• Directions for this task
Return the material below line for line, without any changes, and leave out the pictures.

[Layout element entries]
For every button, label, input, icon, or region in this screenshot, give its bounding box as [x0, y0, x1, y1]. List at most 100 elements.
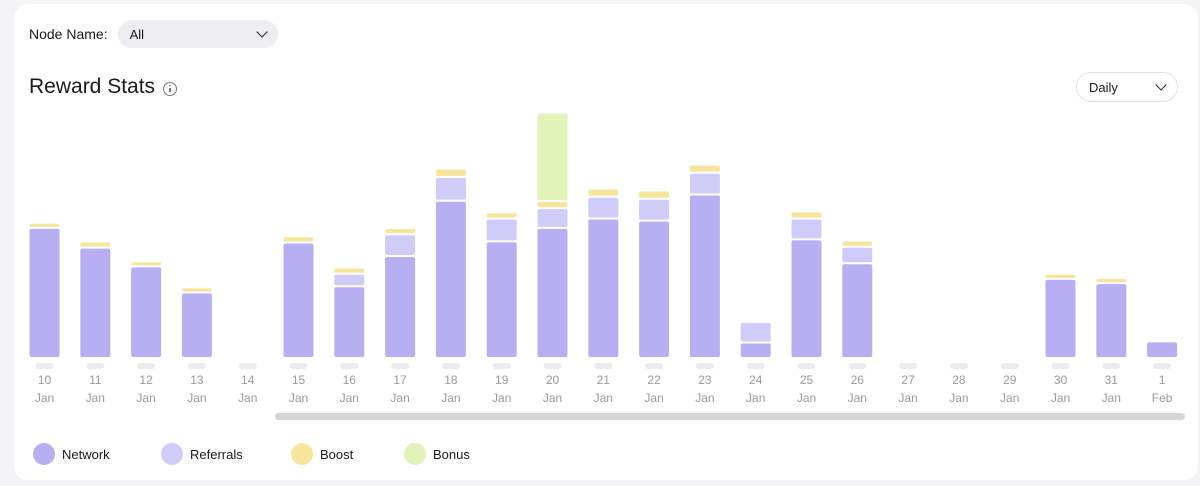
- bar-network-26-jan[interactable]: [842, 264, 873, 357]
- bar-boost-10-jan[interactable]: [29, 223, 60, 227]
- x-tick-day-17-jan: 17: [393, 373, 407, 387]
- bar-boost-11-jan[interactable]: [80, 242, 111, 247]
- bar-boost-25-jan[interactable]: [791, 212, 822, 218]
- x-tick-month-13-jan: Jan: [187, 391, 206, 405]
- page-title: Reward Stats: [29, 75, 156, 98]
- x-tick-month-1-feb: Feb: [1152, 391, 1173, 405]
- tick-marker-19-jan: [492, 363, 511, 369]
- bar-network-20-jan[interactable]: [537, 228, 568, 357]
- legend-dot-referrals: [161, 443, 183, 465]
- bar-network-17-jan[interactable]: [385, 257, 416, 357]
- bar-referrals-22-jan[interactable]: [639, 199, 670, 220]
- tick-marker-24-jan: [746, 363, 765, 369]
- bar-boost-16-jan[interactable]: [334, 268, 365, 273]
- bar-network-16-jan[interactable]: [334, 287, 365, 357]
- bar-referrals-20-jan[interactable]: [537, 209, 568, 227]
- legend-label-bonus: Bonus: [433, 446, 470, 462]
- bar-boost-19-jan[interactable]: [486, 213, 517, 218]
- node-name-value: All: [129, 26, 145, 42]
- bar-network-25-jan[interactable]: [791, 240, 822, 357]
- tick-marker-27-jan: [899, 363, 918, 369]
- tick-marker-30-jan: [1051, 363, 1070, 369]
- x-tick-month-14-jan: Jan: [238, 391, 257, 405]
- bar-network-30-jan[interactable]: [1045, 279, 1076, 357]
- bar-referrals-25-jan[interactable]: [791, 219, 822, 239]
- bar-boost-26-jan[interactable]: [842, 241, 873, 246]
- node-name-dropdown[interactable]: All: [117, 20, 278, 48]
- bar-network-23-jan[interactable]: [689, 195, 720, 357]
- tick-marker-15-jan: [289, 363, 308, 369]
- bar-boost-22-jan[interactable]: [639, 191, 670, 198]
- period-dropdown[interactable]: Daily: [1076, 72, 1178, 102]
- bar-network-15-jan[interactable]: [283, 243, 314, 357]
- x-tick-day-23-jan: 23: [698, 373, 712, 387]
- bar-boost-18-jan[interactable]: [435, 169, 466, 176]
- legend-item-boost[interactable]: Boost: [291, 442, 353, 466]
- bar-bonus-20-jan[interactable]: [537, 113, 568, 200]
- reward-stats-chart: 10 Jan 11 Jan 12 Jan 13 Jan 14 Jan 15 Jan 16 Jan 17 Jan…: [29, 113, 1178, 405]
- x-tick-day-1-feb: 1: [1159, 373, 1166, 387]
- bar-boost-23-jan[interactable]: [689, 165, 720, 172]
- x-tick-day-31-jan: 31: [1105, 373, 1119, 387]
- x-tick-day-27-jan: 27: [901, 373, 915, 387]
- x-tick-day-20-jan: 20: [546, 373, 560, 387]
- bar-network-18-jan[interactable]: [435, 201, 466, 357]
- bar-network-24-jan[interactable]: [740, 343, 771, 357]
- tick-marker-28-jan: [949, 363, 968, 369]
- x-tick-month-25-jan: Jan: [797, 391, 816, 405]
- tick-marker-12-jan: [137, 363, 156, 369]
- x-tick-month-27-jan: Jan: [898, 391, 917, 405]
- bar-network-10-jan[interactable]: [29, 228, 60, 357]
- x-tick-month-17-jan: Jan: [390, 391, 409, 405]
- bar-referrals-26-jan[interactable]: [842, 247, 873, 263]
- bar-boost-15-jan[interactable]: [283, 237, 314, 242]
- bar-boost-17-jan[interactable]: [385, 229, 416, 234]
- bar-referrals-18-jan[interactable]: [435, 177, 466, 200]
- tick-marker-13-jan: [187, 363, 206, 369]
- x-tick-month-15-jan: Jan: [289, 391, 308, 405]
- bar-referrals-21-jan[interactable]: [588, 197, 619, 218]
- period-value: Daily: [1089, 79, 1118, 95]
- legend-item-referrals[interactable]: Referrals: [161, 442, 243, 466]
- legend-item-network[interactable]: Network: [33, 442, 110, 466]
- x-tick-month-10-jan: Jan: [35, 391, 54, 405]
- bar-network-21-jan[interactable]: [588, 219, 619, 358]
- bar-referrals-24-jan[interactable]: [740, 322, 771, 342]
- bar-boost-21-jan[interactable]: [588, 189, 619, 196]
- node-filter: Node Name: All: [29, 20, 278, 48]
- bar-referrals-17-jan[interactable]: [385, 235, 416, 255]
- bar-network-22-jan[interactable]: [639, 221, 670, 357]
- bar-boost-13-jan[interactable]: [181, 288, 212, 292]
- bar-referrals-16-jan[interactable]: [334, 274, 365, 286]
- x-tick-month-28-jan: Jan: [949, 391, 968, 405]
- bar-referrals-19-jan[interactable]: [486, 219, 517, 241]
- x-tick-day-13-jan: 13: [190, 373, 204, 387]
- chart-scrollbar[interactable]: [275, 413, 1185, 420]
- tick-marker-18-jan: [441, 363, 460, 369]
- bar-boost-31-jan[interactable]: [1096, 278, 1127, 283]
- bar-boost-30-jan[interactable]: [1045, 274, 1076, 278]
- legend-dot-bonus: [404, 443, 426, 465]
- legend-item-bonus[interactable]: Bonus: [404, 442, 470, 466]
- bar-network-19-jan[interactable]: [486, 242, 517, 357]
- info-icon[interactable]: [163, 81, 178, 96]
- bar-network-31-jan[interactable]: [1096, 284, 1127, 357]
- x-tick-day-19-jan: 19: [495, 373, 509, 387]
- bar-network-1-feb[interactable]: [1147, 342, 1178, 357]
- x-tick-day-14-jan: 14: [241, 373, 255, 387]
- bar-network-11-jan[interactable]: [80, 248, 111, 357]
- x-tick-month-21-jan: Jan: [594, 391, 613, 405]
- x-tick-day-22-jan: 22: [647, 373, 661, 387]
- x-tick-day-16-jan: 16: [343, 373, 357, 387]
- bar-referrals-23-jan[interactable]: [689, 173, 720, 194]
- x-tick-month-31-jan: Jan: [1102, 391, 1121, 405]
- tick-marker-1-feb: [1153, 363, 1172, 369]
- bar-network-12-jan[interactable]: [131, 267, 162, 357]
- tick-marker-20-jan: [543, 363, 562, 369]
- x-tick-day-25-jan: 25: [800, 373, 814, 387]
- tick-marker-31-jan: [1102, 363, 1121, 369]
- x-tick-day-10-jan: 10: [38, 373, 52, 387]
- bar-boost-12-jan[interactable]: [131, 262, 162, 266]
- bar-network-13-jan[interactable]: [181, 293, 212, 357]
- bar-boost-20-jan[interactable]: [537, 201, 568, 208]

• The solution
For every button, label, input, icon, or region in this screenshot, give its bounding box as [x0, y0, x1, y1]. List at most 100 elements.
- bar-network-26-jan[interactable]: [842, 264, 873, 357]
- bar-boost-10-jan[interactable]: [29, 223, 60, 227]
- x-tick-day-17-jan: 17: [393, 373, 407, 387]
- bar-boost-11-jan[interactable]: [80, 242, 111, 247]
- bar-boost-25-jan[interactable]: [791, 212, 822, 218]
- x-tick-month-13-jan: Jan: [187, 391, 206, 405]
- page-title: Reward Stats: [29, 75, 156, 98]
- x-tick-month-1-feb: Feb: [1152, 391, 1173, 405]
- tick-marker-19-jan: [492, 363, 511, 369]
- bar-network-20-jan[interactable]: [537, 228, 568, 357]
- legend-dot-referrals: [161, 443, 183, 465]
- bar-network-17-jan[interactable]: [385, 257, 416, 357]
- bar-referrals-22-jan[interactable]: [639, 199, 670, 220]
- tick-marker-24-jan: [746, 363, 765, 369]
- bar-boost-16-jan[interactable]: [334, 268, 365, 273]
- bar-network-16-jan[interactable]: [334, 287, 365, 357]
- bar-referrals-20-jan[interactable]: [537, 209, 568, 227]
- legend-label-bonus: Bonus: [433, 446, 470, 462]
- bar-boost-19-jan[interactable]: [486, 213, 517, 218]
- node-name-value: All: [129, 26, 145, 42]
- bar-network-25-jan[interactable]: [791, 240, 822, 357]
- tick-marker-27-jan: [899, 363, 918, 369]
- tick-marker-30-jan: [1051, 363, 1070, 369]
- x-tick-month-14-jan: Jan: [238, 391, 257, 405]
- bar-network-30-jan[interactable]: [1045, 279, 1076, 357]
- bar-referrals-25-jan[interactable]: [791, 219, 822, 239]
- bar-boost-26-jan[interactable]: [842, 241, 873, 246]
- node-name-dropdown[interactable]: All: [117, 20, 278, 48]
- bar-network-23-jan[interactable]: [689, 195, 720, 357]
- tick-marker-15-jan: [289, 363, 308, 369]
- bar-boost-22-jan[interactable]: [639, 191, 670, 198]
- period-dropdown[interactable]: Daily: [1076, 72, 1178, 102]
- bar-network-15-jan[interactable]: [283, 243, 314, 357]
- x-tick-day-23-jan: 23: [698, 373, 712, 387]
- bar-boost-18-jan[interactable]: [435, 169, 466, 176]
- legend-item-boost[interactable]: Boost: [291, 442, 353, 466]
- bar-bonus-20-jan[interactable]: [537, 113, 568, 200]
- reward-stats-chart: 10 Jan 11 Jan 12 Jan 13 Jan 14 Jan 15 Jan 16 Jan 17 Jan…: [29, 113, 1178, 405]
- x-tick-day-1-feb: 1: [1159, 373, 1166, 387]
- bar-boost-23-jan[interactable]: [689, 165, 720, 172]
- x-tick-day-31-jan: 31: [1105, 373, 1119, 387]
- x-tick-day-27-jan: 27: [901, 373, 915, 387]
- x-tick-day-20-jan: 20: [546, 373, 560, 387]
- bar-network-18-jan[interactable]: [435, 201, 466, 357]
- bar-network-24-jan[interactable]: [740, 343, 771, 357]
- tick-marker-28-jan: [949, 363, 968, 369]
- x-tick-month-25-jan: Jan: [797, 391, 816, 405]
- tick-marker-12-jan: [137, 363, 156, 369]
- x-tick-month-27-jan: Jan: [898, 391, 917, 405]
- bar-network-10-jan[interactable]: [29, 228, 60, 357]
- x-tick-month-17-jan: Jan: [390, 391, 409, 405]
- bar-referrals-26-jan[interactable]: [842, 247, 873, 263]
- bar-boost-15-jan[interactable]: [283, 237, 314, 242]
- bar-boost-17-jan[interactable]: [385, 229, 416, 234]
- bar-referrals-18-jan[interactable]: [435, 177, 466, 200]
- tick-marker-13-jan: [187, 363, 206, 369]
- x-tick-month-15-jan: Jan: [289, 391, 308, 405]
- bar-referrals-21-jan[interactable]: [588, 197, 619, 218]
- period-value: Daily: [1089, 79, 1118, 95]
- legend-item-referrals[interactable]: Referrals: [161, 442, 243, 466]
- legend-item-network[interactable]: Network: [33, 442, 110, 466]
- x-tick-month-10-jan: Jan: [35, 391, 54, 405]
- bar-network-21-jan[interactable]: [588, 219, 619, 358]
- bar-referrals-24-jan[interactable]: [740, 322, 771, 342]
- bar-boost-21-jan[interactable]: [588, 189, 619, 196]
- node-filter: Node Name: All: [29, 20, 278, 48]
- bar-referrals-17-jan[interactable]: [385, 235, 416, 255]
- bar-network-22-jan[interactable]: [639, 221, 670, 357]
- bar-boost-13-jan[interactable]: [181, 288, 212, 292]
- bar-referrals-16-jan[interactable]: [334, 274, 365, 286]
- x-tick-month-28-jan: Jan: [949, 391, 968, 405]
- bar-referrals-19-jan[interactable]: [486, 219, 517, 241]
- x-tick-day-13-jan: 13: [190, 373, 204, 387]
- chart-scrollbar[interactable]: [275, 413, 1185, 420]
- tick-marker-18-jan: [441, 363, 460, 369]
- bar-boost-31-jan[interactable]: [1096, 278, 1127, 283]
- bar-boost-30-jan[interactable]: [1045, 274, 1076, 278]
- legend-dot-bonus: [404, 443, 426, 465]
- legend-item-bonus[interactable]: Bonus: [404, 442, 470, 466]
- bar-network-19-jan[interactable]: [486, 242, 517, 357]
- info-icon[interactable]: [163, 81, 178, 96]
- bar-network-31-jan[interactable]: [1096, 284, 1127, 357]
- x-tick-day-19-jan: 19: [495, 373, 509, 387]
- bar-network-1-feb[interactable]: [1147, 342, 1178, 357]
- x-tick-day-14-jan: 14: [241, 373, 255, 387]
- bar-network-11-jan[interactable]: [80, 248, 111, 357]
- x-tick-month-21-jan: Jan: [594, 391, 613, 405]
- x-tick-day-22-jan: 22: [647, 373, 661, 387]
- x-tick-day-16-jan: 16: [343, 373, 357, 387]
- bar-referrals-23-jan[interactable]: [689, 173, 720, 194]
- x-tick-month-31-jan: Jan: [1102, 391, 1121, 405]
- tick-marker-1-feb: [1153, 363, 1172, 369]
- bar-network-12-jan[interactable]: [131, 267, 162, 357]
- tick-marker-20-jan: [543, 363, 562, 369]
- x-tick-day-25-jan: 25: [800, 373, 814, 387]
- tick-marker-31-jan: [1102, 363, 1121, 369]
- x-tick-day-10-jan: 10: [38, 373, 52, 387]
- bar-boost-12-jan[interactable]: [131, 262, 162, 266]
- bar-network-13-jan[interactable]: [181, 293, 212, 357]
- bar-boost-20-jan[interactable]: [537, 201, 568, 208]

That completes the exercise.